• [Record set]
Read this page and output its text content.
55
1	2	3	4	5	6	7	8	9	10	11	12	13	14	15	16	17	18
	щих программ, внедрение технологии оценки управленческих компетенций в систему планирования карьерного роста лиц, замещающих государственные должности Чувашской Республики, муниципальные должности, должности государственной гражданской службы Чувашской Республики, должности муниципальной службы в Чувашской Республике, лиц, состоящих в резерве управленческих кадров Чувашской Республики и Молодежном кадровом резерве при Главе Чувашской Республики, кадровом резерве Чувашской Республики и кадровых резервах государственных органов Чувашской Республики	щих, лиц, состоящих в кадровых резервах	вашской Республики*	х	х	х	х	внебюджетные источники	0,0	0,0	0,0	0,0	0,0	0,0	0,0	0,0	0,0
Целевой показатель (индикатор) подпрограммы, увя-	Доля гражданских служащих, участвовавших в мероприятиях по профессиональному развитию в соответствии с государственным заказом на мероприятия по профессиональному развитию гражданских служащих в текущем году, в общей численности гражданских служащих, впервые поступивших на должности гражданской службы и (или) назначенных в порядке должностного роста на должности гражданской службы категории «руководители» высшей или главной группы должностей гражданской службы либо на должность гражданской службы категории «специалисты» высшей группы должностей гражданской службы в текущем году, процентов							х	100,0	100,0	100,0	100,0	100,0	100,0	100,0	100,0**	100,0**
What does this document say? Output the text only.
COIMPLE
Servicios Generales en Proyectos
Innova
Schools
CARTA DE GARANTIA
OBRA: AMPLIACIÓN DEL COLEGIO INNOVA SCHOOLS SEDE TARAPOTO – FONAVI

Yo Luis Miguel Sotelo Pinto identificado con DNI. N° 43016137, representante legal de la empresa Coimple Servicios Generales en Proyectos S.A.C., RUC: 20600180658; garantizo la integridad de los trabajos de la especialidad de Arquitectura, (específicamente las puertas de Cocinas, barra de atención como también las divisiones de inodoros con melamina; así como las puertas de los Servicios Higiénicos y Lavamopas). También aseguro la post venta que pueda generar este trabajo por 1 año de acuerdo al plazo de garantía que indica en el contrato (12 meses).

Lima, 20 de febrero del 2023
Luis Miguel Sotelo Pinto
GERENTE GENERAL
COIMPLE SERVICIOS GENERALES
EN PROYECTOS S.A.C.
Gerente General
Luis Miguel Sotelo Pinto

• [Goal] Retype only the lines running from the line with "What does this" to the end of the listing, including both of those lines.

• [Task response]
What does this document say? Output the text only.
COIMPLE
Servicios Generales en Proyectos
Innova
Schools
CARTA DE GARANTIA
OBRA: AMPLIACIÓN DEL COLEGIO INNOVA SCHOOLS SEDE TARAPOTO – FONAVI

Yo Luis Miguel Sotelo Pinto identificado con DNI. N° 43016137, representante legal de la empresa Coimple Servicios Generales en Proyectos S.A.C., RUC: 20600180658; garantizo la integridad de los trabajos de la especialidad de Arquitectura, (específicamente las puertas de Cocinas, barra de atención como también las divisiones de inodoros con melamina; así como las puertas de los Servicios Higiénicos y Lavamopas). También aseguro la post venta que pueda generar este trabajo por 1 año de acuerdo al plazo de garantía que indica en el contrato (12 meses).

Lima, 20 de febrero del 2023
Luis Miguel Sotelo Pinto
GERENTE GENERAL
COIMPLE SERVICIOS GENERALES
EN PROYECTOS S.A.C.
Gerente General
Luis Miguel Sotelo Pinto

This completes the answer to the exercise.